━━━ SOURCE DATA ━━━

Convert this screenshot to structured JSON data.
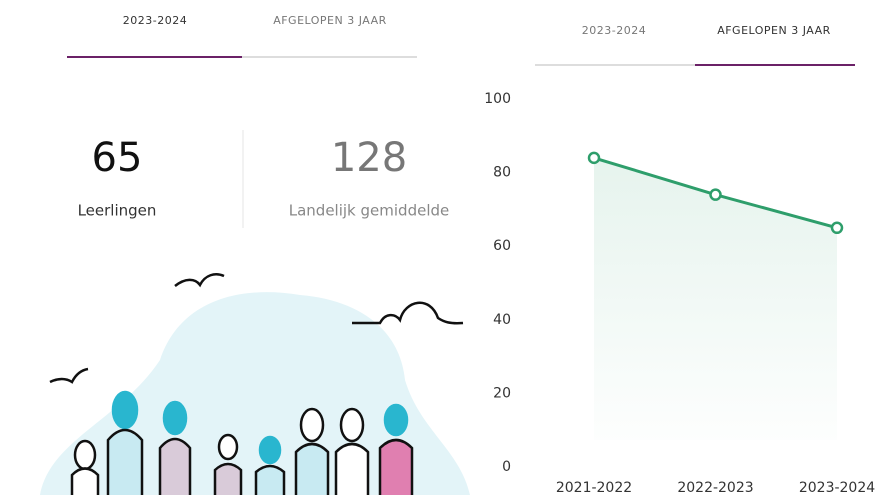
{
  "left": {
    "tabs": [
      "2023-2024",
      "AFGELOPEN 3 JAAR"
    ],
    "stats": [
      {
        "value": "65",
        "label": "Leerlingen"
      },
      {
        "value": "128",
        "label": "Landelijk gemiddelde"
      }
    ]
  },
  "right": {
    "tabs": [
      "2023-2024",
      "AFGELOPEN 3 JAAR"
    ]
  },
  "chart_data": {
    "type": "line",
    "categories": [
      "2021-2022",
      "2022-2023",
      "2023-2024"
    ],
    "values": [
      84,
      74,
      65
    ],
    "color": "#2e9e6b",
    "ylim": [
      0,
      100
    ],
    "yticks": [
      0,
      20,
      40,
      60,
      80,
      100
    ]
  }
}
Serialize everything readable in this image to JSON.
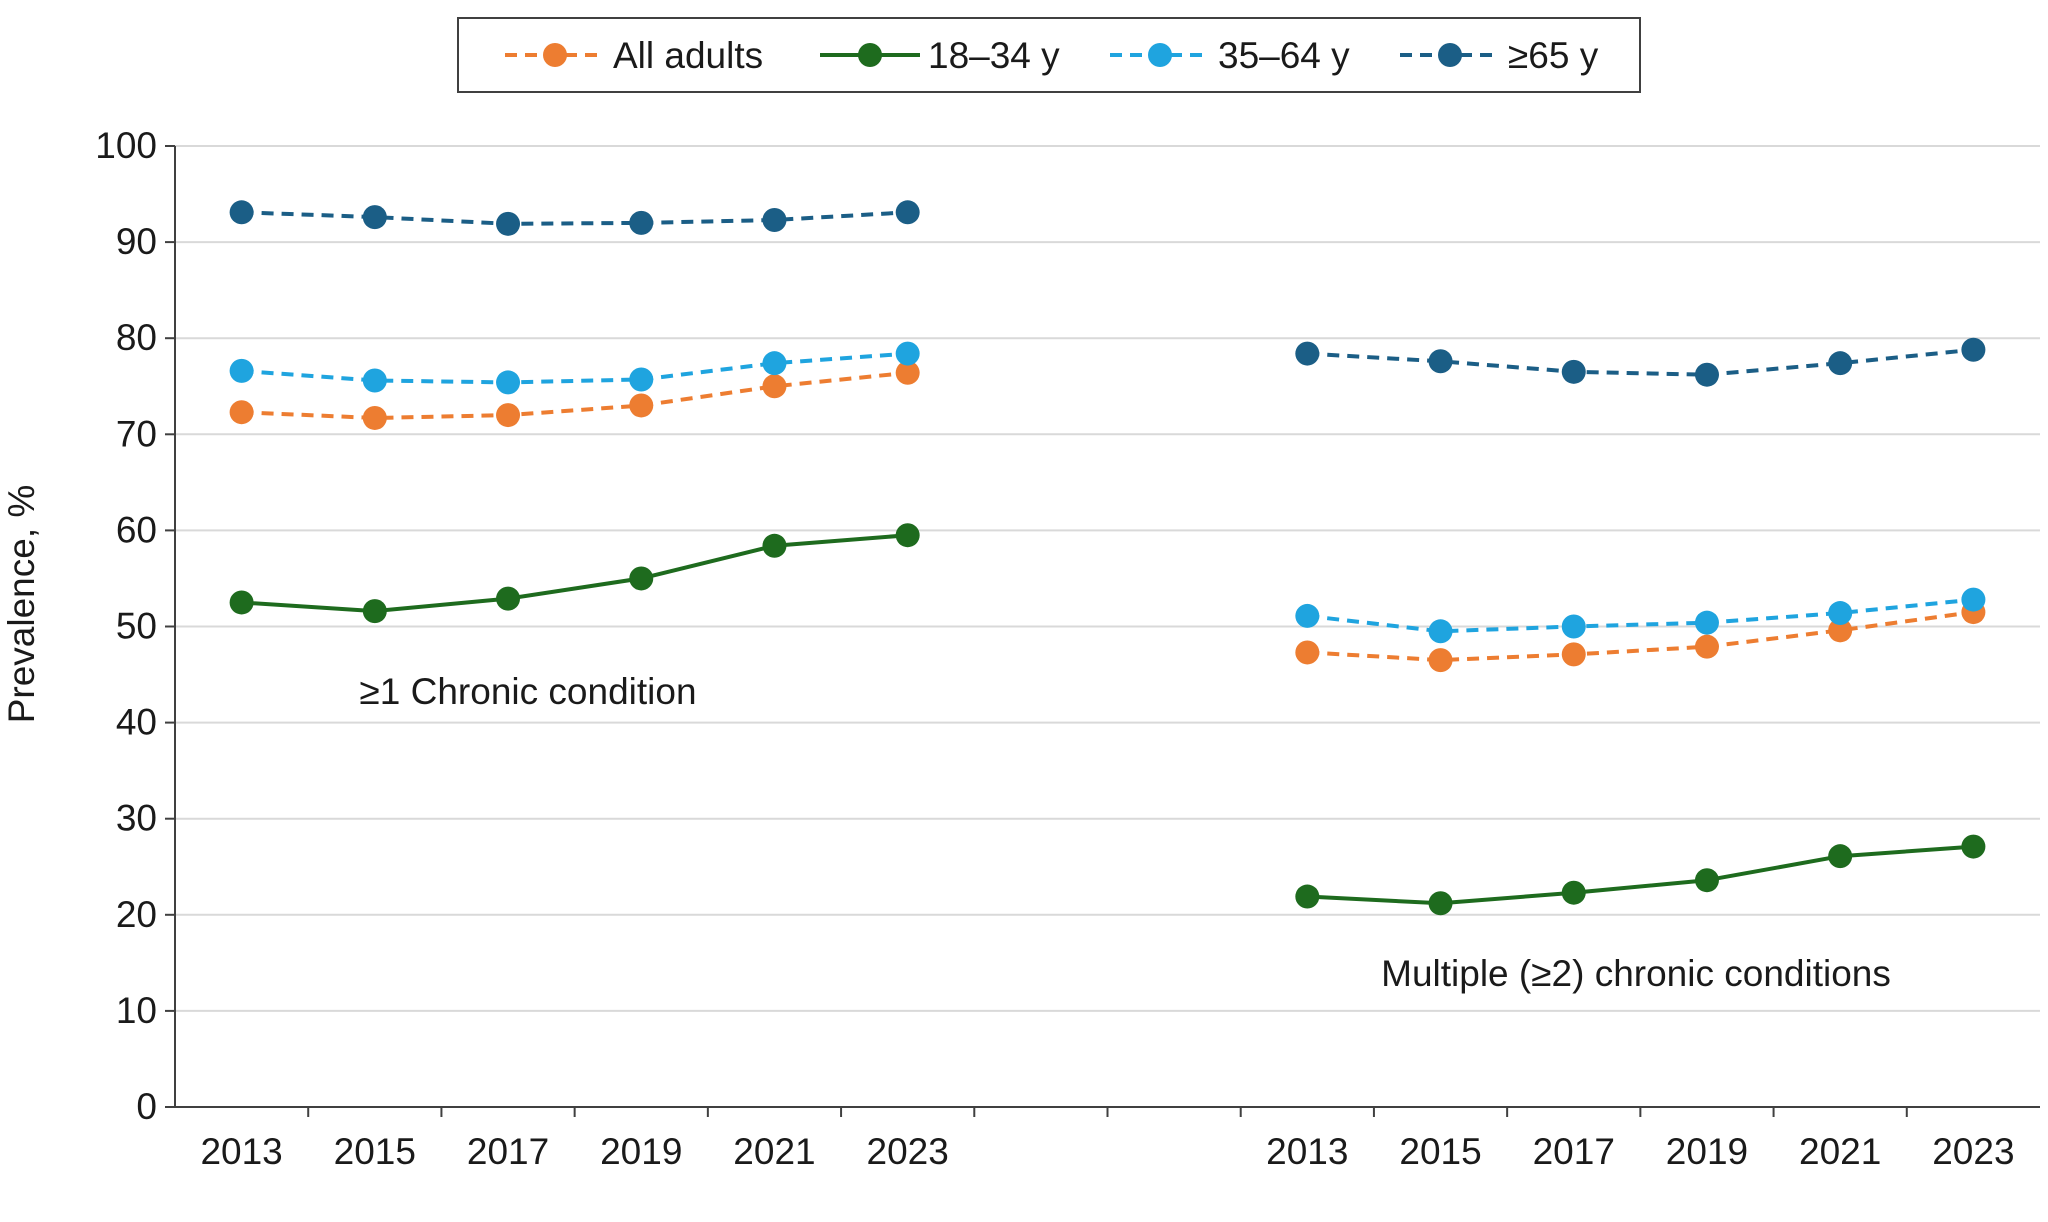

━━━

STATED EXERCISE: Please repeat the entries exactly. Do not include the pictures.

SOLUTION FOR THIS PROBLEM:
Convert this screenshot to structured JSON data.
{
  "left": {
    "tabs": [
      "2023-2024",
      "AFGELOPEN 3 JAAR"
    ],
    "stats": [
      {
        "value": "65",
        "label": "Leerlingen"
      },
      {
        "value": "128",
        "label": "Landelijk gemiddelde"
      }
    ]
  },
  "right": {
    "tabs": [
      "2023-2024",
      "AFGELOPEN 3 JAAR"
    ]
  },
  "chart_data": {
    "type": "line",
    "categories": [
      "2021-2022",
      "2022-2023",
      "2023-2024"
    ],
    "values": [
      84,
      74,
      65
    ],
    "color": "#2e9e6b",
    "ylim": [
      0,
      100
    ],
    "yticks": [
      0,
      20,
      40,
      60,
      80,
      100
    ]
  }
}
Serialize everything readable in this image to JSON.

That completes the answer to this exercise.